Aim: Select every line below containing the word "Bearbeiten".

─── Data ───

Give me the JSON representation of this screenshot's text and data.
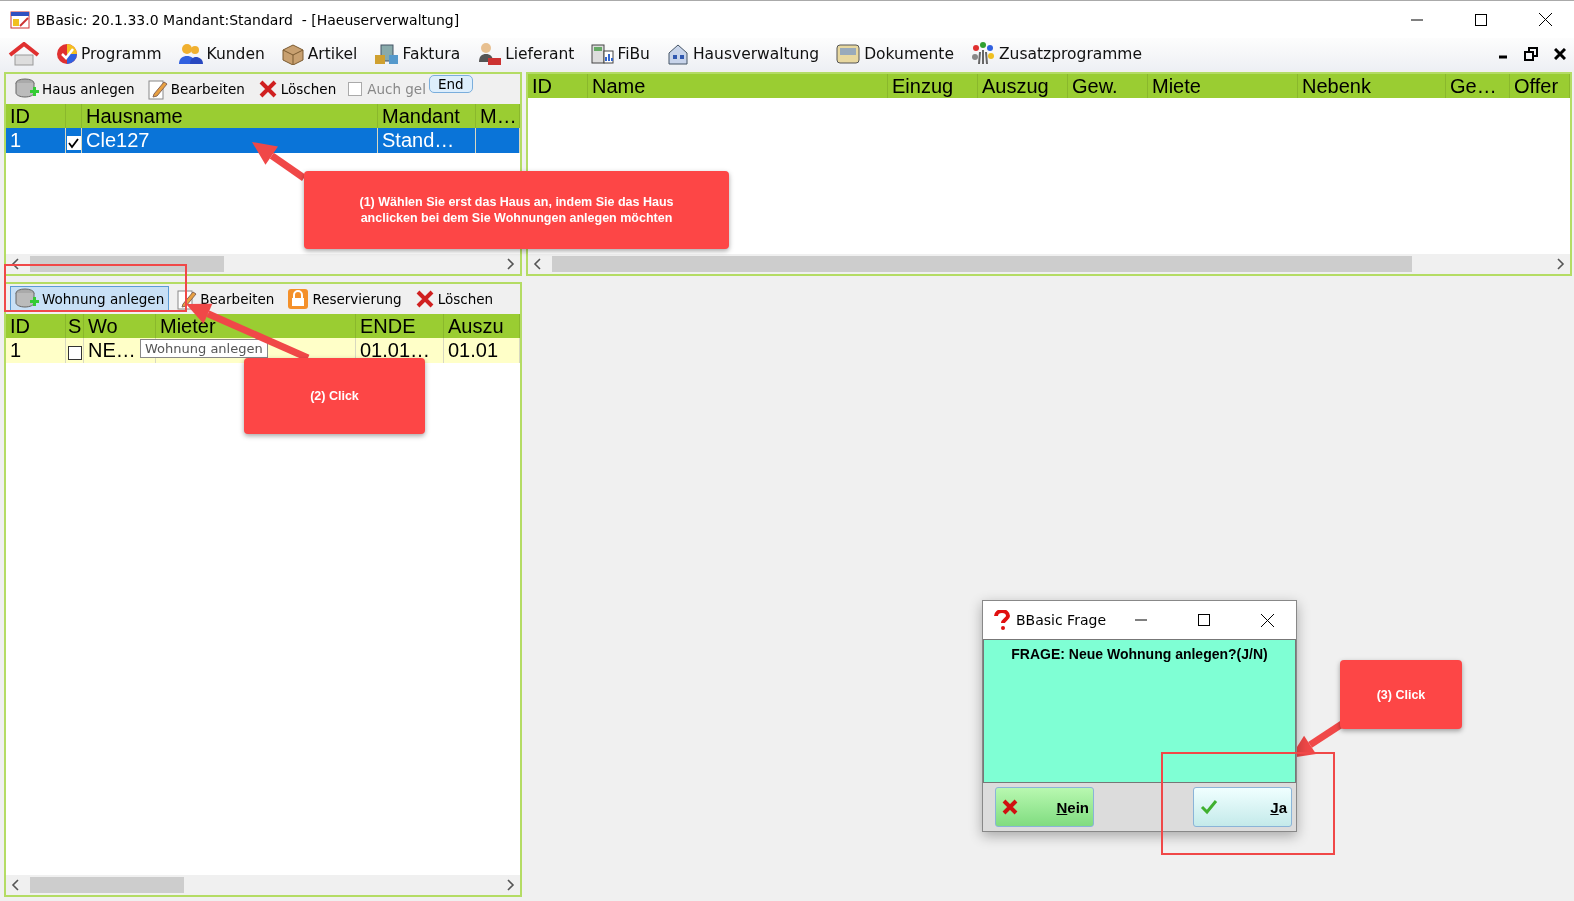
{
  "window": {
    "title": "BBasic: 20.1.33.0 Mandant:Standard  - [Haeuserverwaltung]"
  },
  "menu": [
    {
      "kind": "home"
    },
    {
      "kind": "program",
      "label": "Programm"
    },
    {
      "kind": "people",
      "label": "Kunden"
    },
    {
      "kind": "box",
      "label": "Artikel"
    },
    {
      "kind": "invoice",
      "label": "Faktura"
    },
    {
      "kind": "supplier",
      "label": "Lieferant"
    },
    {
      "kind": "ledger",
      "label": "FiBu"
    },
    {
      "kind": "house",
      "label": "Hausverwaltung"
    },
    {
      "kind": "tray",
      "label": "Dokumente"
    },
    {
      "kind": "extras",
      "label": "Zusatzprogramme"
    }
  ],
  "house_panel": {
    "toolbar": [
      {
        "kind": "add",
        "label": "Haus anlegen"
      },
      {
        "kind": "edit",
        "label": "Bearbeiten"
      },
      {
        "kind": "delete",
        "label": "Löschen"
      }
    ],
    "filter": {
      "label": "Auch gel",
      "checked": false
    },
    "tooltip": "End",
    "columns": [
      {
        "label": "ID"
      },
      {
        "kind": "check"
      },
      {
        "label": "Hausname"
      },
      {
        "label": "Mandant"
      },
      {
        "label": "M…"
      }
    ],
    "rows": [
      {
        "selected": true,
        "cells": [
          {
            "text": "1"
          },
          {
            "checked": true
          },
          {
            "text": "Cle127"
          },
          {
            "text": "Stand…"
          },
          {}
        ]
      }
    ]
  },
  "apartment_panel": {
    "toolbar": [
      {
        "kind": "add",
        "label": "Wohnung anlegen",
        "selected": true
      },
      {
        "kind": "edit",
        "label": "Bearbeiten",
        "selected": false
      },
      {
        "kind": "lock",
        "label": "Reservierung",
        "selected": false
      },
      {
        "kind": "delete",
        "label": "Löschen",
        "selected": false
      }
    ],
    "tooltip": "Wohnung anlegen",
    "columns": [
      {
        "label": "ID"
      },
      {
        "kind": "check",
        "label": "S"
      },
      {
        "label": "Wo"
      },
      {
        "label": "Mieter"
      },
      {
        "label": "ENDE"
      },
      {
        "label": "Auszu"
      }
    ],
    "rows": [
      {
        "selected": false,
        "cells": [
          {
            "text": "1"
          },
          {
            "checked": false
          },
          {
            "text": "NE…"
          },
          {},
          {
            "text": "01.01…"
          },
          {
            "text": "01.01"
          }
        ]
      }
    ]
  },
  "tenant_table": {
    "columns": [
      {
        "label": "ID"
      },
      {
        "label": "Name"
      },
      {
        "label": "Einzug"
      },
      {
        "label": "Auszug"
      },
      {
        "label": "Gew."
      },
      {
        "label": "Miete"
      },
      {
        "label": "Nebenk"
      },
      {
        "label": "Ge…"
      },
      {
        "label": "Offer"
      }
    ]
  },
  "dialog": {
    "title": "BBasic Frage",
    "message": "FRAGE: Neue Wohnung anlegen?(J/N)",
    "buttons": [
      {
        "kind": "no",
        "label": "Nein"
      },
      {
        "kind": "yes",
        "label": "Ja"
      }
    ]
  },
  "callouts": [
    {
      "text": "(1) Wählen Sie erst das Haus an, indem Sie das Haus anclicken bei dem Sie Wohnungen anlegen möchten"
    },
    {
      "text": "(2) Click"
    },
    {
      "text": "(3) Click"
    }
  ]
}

───

Answer to this exercise:
        "label": "Bearbeiten"
        "label": "Bearbeiten",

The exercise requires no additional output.